== Stored data ==
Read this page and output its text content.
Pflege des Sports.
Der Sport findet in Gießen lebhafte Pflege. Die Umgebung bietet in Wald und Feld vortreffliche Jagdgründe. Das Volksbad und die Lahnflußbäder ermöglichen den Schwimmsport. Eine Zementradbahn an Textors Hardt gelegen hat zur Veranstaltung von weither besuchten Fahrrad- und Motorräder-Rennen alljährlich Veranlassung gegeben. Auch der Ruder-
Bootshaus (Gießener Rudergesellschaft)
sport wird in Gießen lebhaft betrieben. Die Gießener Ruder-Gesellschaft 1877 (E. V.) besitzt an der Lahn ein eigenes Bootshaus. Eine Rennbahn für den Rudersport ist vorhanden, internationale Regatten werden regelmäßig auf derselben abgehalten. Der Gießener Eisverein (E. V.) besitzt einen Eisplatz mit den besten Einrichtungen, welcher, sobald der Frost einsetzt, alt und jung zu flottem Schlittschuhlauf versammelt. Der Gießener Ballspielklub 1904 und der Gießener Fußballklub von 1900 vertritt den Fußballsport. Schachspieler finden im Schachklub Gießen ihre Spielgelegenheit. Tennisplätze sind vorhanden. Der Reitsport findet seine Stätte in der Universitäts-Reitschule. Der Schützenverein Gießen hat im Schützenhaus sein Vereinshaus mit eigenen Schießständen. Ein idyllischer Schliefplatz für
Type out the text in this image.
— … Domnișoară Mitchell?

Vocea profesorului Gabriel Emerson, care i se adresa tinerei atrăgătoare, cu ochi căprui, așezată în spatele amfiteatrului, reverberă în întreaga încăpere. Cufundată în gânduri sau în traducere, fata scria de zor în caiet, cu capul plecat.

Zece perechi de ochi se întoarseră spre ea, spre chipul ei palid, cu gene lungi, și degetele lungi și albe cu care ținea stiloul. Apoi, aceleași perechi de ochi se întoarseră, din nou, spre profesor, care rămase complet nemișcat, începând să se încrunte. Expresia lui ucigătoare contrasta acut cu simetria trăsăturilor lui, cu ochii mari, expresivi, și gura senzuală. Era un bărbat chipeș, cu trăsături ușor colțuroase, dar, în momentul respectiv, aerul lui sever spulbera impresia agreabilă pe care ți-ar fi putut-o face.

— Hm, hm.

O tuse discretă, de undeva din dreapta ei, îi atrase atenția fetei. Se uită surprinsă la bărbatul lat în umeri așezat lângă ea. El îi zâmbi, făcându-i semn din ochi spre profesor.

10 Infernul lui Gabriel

== Action item ==
The records above are to be given again in full, exactly as written.

== Answer space ==
Read this page and output its text content.
Pflege des Sports.
Der Sport findet in Gießen lebhafte Pflege. Die Umgebung bietet in Wald und Feld vortreffliche Jagdgründe. Das Volksbad und die Lahnflußbäder ermöglichen den Schwimmsport. Eine Zementradbahn an Textors Hardt gelegen hat zur Veranstaltung von weither besuchten Fahrrad- und Motorräder-Rennen alljährlich Veranlassung gegeben. Auch der Ruder-
Bootshaus (Gießener Rudergesellschaft)
sport wird in Gießen lebhaft betrieben. Die Gießener Ruder-Gesellschaft 1877 (E. V.) besitzt an der Lahn ein eigenes Bootshaus. Eine Rennbahn für den Rudersport ist vorhanden, internationale Regatten werden regelmäßig auf derselben abgehalten. Der Gießener Eisverein (E. V.) besitzt einen Eisplatz mit den besten Einrichtungen, welcher, sobald der Frost einsetzt, alt und jung zu flottem Schlittschuhlauf versammelt. Der Gießener Ballspielklub 1904 und der Gießener Fußballklub von 1900 vertritt den Fußballsport. Schachspieler finden im Schachklub Gießen ihre Spielgelegenheit. Tennisplätze sind vorhanden. Der Reitsport findet seine Stätte in der Universitäts-Reitschule. Der Schützenverein Gießen hat im Schützenhaus sein Vereinshaus mit eigenen Schießständen. Ein idyllischer Schliefplatz für
Type out the text in this image.
— … Domnișoară Mitchell?

Vocea profesorului Gabriel Emerson, care i se adresa tinerei atrăgătoare, cu ochi căprui, așezată în spatele amfiteatrului, reverberă în întreaga încăpere. Cufundată în gânduri sau în traducere, fata scria de zor în caiet, cu capul plecat.

Zece perechi de ochi se întoarseră spre ea, spre chipul ei palid, cu gene lungi, și degetele lungi și albe cu care ținea stiloul. Apoi, aceleași perechi de ochi se întoarseră, din nou, spre profesor, care rămase complet nemișcat, începând să se încrunte. Expresia lui ucigătoare contrasta acut cu simetria trăsăturilor lui, cu ochii mari, expresivi, și gura senzuală. Era un bărbat chipeș, cu trăsături ușor colțuroase, dar, în momentul respectiv, aerul lui sever spulbera impresia agreabilă pe care ți-ar fi putut-o face.

— Hm, hm.

O tuse discretă, de undeva din dreapta ei, îi atrase atenția fetei. Se uită surprinsă la bărbatul lat în umeri așezat lângă ea. El îi zâmbi, făcându-i semn din ochi spre profesor.

10 Infernul lui Gabriel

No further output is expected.